Records from a collection of figures |
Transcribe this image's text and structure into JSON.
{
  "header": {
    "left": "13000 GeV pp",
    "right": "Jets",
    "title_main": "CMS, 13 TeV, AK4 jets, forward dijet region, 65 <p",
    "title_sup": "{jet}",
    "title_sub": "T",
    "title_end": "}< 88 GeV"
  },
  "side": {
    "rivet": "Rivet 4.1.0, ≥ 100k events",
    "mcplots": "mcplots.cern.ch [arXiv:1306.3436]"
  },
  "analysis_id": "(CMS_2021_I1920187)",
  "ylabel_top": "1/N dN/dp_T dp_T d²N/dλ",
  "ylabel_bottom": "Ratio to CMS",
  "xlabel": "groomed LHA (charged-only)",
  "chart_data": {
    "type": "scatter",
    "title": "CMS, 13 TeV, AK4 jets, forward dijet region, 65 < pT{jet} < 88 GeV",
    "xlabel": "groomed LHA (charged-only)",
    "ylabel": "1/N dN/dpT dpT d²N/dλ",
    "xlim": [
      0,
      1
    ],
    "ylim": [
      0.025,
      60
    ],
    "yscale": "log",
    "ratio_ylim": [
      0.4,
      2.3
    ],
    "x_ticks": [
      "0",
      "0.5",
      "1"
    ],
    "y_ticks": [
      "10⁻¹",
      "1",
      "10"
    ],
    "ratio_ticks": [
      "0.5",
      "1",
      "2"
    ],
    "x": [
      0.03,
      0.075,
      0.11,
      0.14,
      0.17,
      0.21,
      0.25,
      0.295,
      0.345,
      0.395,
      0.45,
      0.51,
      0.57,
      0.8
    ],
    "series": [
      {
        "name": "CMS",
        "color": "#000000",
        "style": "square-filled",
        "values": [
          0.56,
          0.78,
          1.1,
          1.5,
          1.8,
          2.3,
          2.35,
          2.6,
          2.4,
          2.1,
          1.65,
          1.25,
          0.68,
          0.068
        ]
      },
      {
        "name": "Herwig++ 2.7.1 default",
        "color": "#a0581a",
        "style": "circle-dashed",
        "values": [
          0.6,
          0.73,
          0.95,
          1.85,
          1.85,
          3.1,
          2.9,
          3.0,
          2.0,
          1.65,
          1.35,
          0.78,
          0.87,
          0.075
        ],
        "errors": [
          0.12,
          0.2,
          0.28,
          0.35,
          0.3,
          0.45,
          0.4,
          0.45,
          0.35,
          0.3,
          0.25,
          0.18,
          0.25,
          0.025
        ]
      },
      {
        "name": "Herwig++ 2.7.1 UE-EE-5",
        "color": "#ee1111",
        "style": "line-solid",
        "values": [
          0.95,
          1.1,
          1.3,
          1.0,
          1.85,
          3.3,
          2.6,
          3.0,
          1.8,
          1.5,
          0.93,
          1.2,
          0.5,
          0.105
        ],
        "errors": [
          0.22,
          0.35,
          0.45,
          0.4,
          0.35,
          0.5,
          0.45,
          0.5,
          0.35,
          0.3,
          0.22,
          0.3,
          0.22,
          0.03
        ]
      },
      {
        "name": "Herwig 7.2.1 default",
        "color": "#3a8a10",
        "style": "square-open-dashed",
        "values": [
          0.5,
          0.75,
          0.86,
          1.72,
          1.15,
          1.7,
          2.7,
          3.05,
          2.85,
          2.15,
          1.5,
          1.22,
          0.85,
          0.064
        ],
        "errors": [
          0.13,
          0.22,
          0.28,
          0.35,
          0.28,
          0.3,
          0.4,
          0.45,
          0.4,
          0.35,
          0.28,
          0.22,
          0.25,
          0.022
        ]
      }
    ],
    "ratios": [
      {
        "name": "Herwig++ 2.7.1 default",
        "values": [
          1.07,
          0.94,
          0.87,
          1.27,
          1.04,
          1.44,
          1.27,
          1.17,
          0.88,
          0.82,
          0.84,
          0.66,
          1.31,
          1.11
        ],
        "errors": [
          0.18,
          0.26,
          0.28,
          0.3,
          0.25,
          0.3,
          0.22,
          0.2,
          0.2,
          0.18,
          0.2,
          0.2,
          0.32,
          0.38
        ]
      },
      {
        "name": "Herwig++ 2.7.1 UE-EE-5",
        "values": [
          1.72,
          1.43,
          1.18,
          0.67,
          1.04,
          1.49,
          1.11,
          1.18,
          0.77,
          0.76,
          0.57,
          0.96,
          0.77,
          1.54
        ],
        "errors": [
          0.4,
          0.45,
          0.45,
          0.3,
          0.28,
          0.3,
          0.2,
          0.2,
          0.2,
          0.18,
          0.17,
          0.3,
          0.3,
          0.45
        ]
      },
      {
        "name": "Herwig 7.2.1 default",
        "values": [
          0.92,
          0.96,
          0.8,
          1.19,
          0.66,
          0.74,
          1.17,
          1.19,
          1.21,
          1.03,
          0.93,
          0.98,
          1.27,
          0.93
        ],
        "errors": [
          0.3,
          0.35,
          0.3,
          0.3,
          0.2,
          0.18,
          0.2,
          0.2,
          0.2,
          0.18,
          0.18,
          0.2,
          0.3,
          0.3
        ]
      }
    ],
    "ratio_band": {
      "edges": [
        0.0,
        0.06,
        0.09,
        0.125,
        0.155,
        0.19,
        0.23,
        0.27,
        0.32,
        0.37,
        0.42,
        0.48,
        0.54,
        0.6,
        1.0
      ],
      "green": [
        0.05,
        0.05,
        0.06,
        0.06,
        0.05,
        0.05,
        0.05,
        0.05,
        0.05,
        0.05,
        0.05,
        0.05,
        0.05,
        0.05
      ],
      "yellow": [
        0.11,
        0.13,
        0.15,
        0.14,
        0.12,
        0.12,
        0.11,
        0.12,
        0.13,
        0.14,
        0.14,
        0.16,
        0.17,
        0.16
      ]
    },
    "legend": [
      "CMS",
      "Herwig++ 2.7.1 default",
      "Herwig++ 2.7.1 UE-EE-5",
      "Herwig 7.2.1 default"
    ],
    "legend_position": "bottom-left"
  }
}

Requirement | Make a verbatim copy of every entry shown above.

The reply |
Transcribe this image's text and structure into JSON.
{
  "header": {
    "left": "13000 GeV pp",
    "right": "Jets",
    "title_main": "CMS, 13 TeV, AK4 jets, forward dijet region, 65 <p",
    "title_sup": "{jet}",
    "title_sub": "T",
    "title_end": "}< 88 GeV"
  },
  "side": {
    "rivet": "Rivet 4.1.0, ≥ 100k events",
    "mcplots": "mcplots.cern.ch [arXiv:1306.3436]"
  },
  "analysis_id": "(CMS_2021_I1920187)",
  "ylabel_top": "1/N dN/dp_T dp_T d²N/dλ",
  "ylabel_bottom": "Ratio to CMS",
  "xlabel": "groomed LHA (charged-only)",
  "chart_data": {
    "type": "scatter",
    "title": "CMS, 13 TeV, AK4 jets, forward dijet region, 65 < pT{jet} < 88 GeV",
    "xlabel": "groomed LHA (charged-only)",
    "ylabel": "1/N dN/dpT dpT d²N/dλ",
    "xlim": [
      0,
      1
    ],
    "ylim": [
      0.025,
      60
    ],
    "yscale": "log",
    "ratio_ylim": [
      0.4,
      2.3
    ],
    "x_ticks": [
      "0",
      "0.5",
      "1"
    ],
    "y_ticks": [
      "10⁻¹",
      "1",
      "10"
    ],
    "ratio_ticks": [
      "0.5",
      "1",
      "2"
    ],
    "x": [
      0.03,
      0.075,
      0.11,
      0.14,
      0.17,
      0.21,
      0.25,
      0.295,
      0.345,
      0.395,
      0.45,
      0.51,
      0.57,
      0.8
    ],
    "series": [
      {
        "name": "CMS",
        "color": "#000000",
        "style": "square-filled",
        "values": [
          0.56,
          0.78,
          1.1,
          1.5,
          1.8,
          2.3,
          2.35,
          2.6,
          2.4,
          2.1,
          1.65,
          1.25,
          0.68,
          0.068
        ]
      },
      {
        "name": "Herwig++ 2.7.1 default",
        "color": "#a0581a",
        "style": "circle-dashed",
        "values": [
          0.6,
          0.73,
          0.95,
          1.85,
          1.85,
          3.1,
          2.9,
          3.0,
          2.0,
          1.65,
          1.35,
          0.78,
          0.87,
          0.075
        ],
        "errors": [
          0.12,
          0.2,
          0.28,
          0.35,
          0.3,
          0.45,
          0.4,
          0.45,
          0.35,
          0.3,
          0.25,
          0.18,
          0.25,
          0.025
        ]
      },
      {
        "name": "Herwig++ 2.7.1 UE-EE-5",
        "color": "#ee1111",
        "style": "line-solid",
        "values": [
          0.95,
          1.1,
          1.3,
          1.0,
          1.85,
          3.3,
          2.6,
          3.0,
          1.8,
          1.5,
          0.93,
          1.2,
          0.5,
          0.105
        ],
        "errors": [
          0.22,
          0.35,
          0.45,
          0.4,
          0.35,
          0.5,
          0.45,
          0.5,
          0.35,
          0.3,
          0.22,
          0.3,
          0.22,
          0.03
        ]
      },
      {
        "name": "Herwig 7.2.1 default",
        "color": "#3a8a10",
        "style": "square-open-dashed",
        "values": [
          0.5,
          0.75,
          0.86,
          1.72,
          1.15,
          1.7,
          2.7,
          3.05,
          2.85,
          2.15,
          1.5,
          1.22,
          0.85,
          0.064
        ],
        "errors": [
          0.13,
          0.22,
          0.28,
          0.35,
          0.28,
          0.3,
          0.4,
          0.45,
          0.4,
          0.35,
          0.28,
          0.22,
          0.25,
          0.022
        ]
      }
    ],
    "ratios": [
      {
        "name": "Herwig++ 2.7.1 default",
        "values": [
          1.07,
          0.94,
          0.87,
          1.27,
          1.04,
          1.44,
          1.27,
          1.17,
          0.88,
          0.82,
          0.84,
          0.66,
          1.31,
          1.11
        ],
        "errors": [
          0.18,
          0.26,
          0.28,
          0.3,
          0.25,
          0.3,
          0.22,
          0.2,
          0.2,
          0.18,
          0.2,
          0.2,
          0.32,
          0.38
        ]
      },
      {
        "name": "Herwig++ 2.7.1 UE-EE-5",
        "values": [
          1.72,
          1.43,
          1.18,
          0.67,
          1.04,
          1.49,
          1.11,
          1.18,
          0.77,
          0.76,
          0.57,
          0.96,
          0.77,
          1.54
        ],
        "errors": [
          0.4,
          0.45,
          0.45,
          0.3,
          0.28,
          0.3,
          0.2,
          0.2,
          0.2,
          0.18,
          0.17,
          0.3,
          0.3,
          0.45
        ]
      },
      {
        "name": "Herwig 7.2.1 default",
        "values": [
          0.92,
          0.96,
          0.8,
          1.19,
          0.66,
          0.74,
          1.17,
          1.19,
          1.21,
          1.03,
          0.93,
          0.98,
          1.27,
          0.93
        ],
        "errors": [
          0.3,
          0.35,
          0.3,
          0.3,
          0.2,
          0.18,
          0.2,
          0.2,
          0.2,
          0.18,
          0.18,
          0.2,
          0.3,
          0.3
        ]
      }
    ],
    "ratio_band": {
      "edges": [
        0.0,
        0.06,
        0.09,
        0.125,
        0.155,
        0.19,
        0.23,
        0.27,
        0.32,
        0.37,
        0.42,
        0.48,
        0.54,
        0.6,
        1.0
      ],
      "green": [
        0.05,
        0.05,
        0.06,
        0.06,
        0.05,
        0.05,
        0.05,
        0.05,
        0.05,
        0.05,
        0.05,
        0.05,
        0.05,
        0.05
      ],
      "yellow": [
        0.11,
        0.13,
        0.15,
        0.14,
        0.12,
        0.12,
        0.11,
        0.12,
        0.13,
        0.14,
        0.14,
        0.16,
        0.17,
        0.16
      ]
    },
    "legend": [
      "CMS",
      "Herwig++ 2.7.1 default",
      "Herwig++ 2.7.1 UE-EE-5",
      "Herwig 7.2.1 default"
    ],
    "legend_position": "bottom-left"
  }
}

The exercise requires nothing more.